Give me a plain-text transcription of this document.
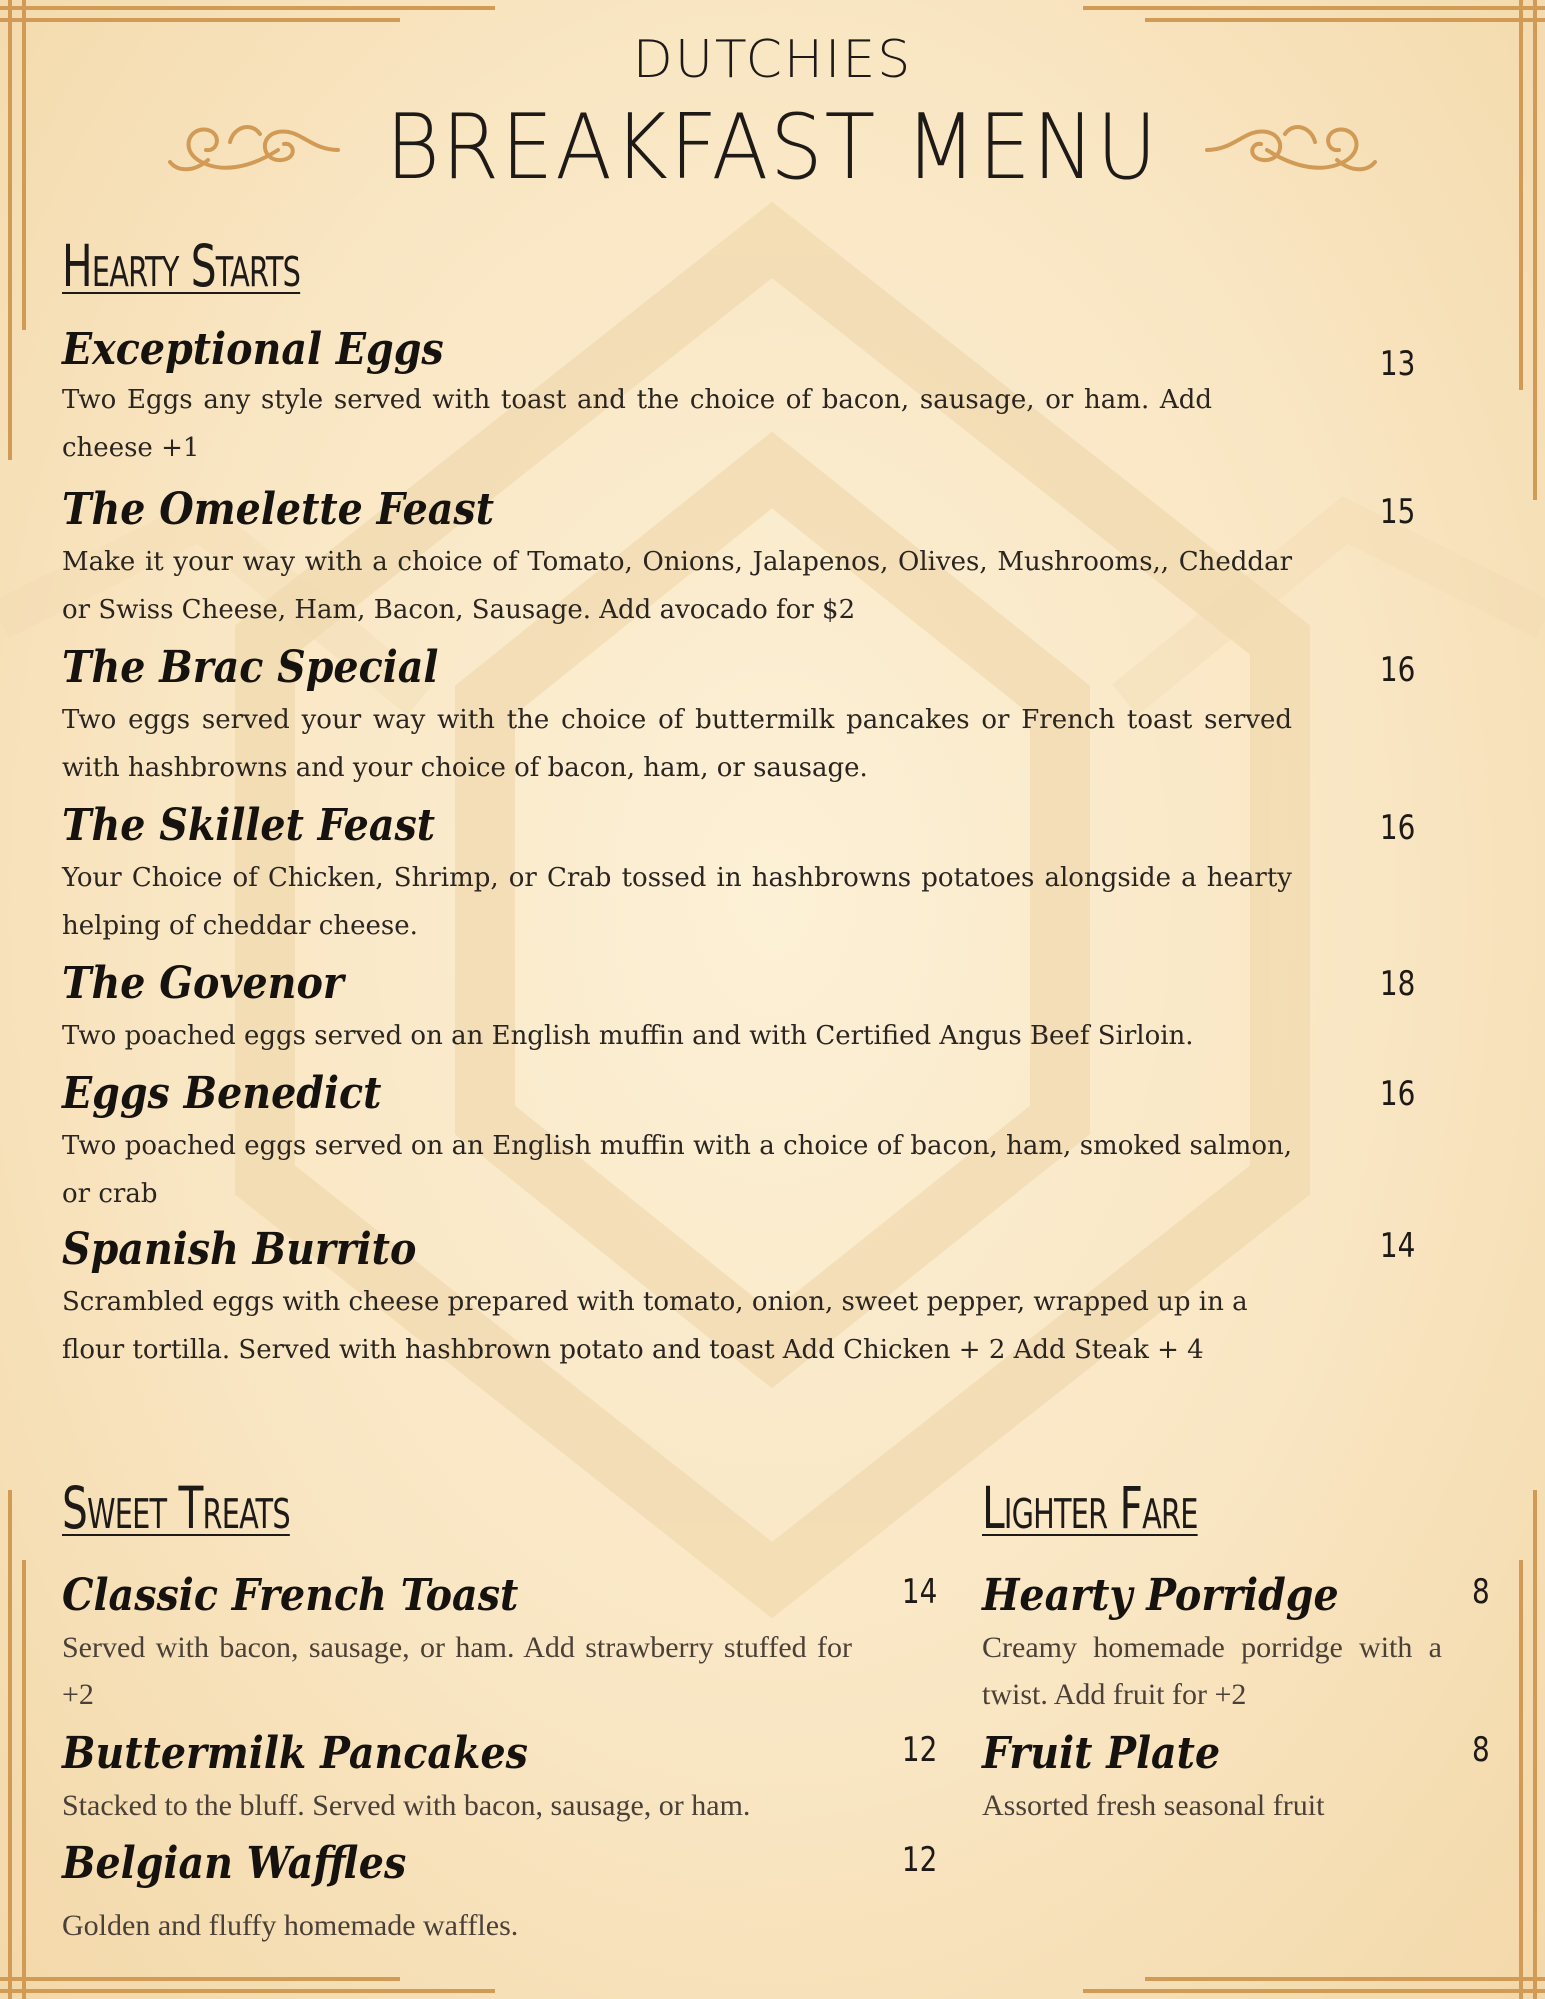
DUTCHIES
BREAKFAST MENU
Hearty Starts
Exceptional Eggs
Two Eggs any style served with toast and the choice of bacon, sausage, or ham. Add cheese +1
13
The Omelette Feast
Make it your way with a choice of Tomato, Onions, Jalapenos, Olives, Mushrooms,, Cheddar or Swiss Cheese, Ham, Bacon, Sausage. Add avocado for $2
15
The Brac Special
Two eggs served your way with the choice of buttermilk pancakes or French toast served with hashbrowns and your choice of bacon, ham, or sausage.
16
The Skillet Feast
Your Choice of Chicken, Shrimp, or Crab tossed in hashbrowns potatoes alongside a hearty helping of cheddar cheese.
16
The Govenor
Two poached eggs served on an English muffin and with Certified Angus Beef Sirloin.
18
Eggs Benedict
Two poached eggs served on an English muffin with a choice of bacon, ham, smoked salmon, or crab
16
Spanish Burrito
Scrambled eggs with cheese prepared with tomato, onion, sweet pepper, wrapped up in a flour tortilla. Served with hashbrown potato and toast Add Chicken + 2 Add Steak + 4
14
Sweet Treats
Classic French Toast
Served with bacon, sausage, or ham. Add strawberry stuffed for +2
14
Buttermilk Pancakes
Stacked to the bluff. Served with bacon, sausage, or ham.
12
Belgian Waffles
Golden and fluffy homemade waffles.
12
Lighter Fare
Hearty Porridge
Creamy homemade porridge with a twist. Add fruit for +2
8
Fruit Plate
Assorted fresh seasonal fruit
8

++++

Leave out the pictures and return every record word for word.

▶ _RESPONSE TO THE TASK_:
Give me a plain-text transcription of this document.
DUTCHIES
BREAKFAST MENU
Hearty Starts
Exceptional Eggs
Two Eggs any style served with toast and the choice of bacon, sausage, or ham. Add cheese +1
13
The Omelette Feast
Make it your way with a choice of Tomato, Onions, Jalapenos, Olives, Mushrooms,, Cheddar or Swiss Cheese, Ham, Bacon, Sausage. Add avocado for $2
15
The Brac Special
Two eggs served your way with the choice of buttermilk pancakes or French toast served with hashbrowns and your choice of bacon, ham, or sausage.
16
The Skillet Feast
Your Choice of Chicken, Shrimp, or Crab tossed in hashbrowns potatoes alongside a hearty helping of cheddar cheese.
16
The Govenor
Two poached eggs served on an English muffin and with Certified Angus Beef Sirloin.
18
Eggs Benedict
Two poached eggs served on an English muffin with a choice of bacon, ham, smoked salmon, or crab
16
Spanish Burrito
Scrambled eggs with cheese prepared with tomato, onion, sweet pepper, wrapped up in a flour tortilla. Served with hashbrown potato and toast Add Chicken + 2 Add Steak + 4
14
Sweet Treats
Classic French Toast
Served with bacon, sausage, or ham. Add strawberry stuffed for +2
14
Buttermilk Pancakes
Stacked to the bluff. Served with bacon, sausage, or ham.
12
Belgian Waffles
Golden and fluffy homemade waffles.
12
Lighter Fare
Hearty Porridge
Creamy homemade porridge with a twist. Add fruit for +2
8
Fruit Plate
Assorted fresh seasonal fruit
8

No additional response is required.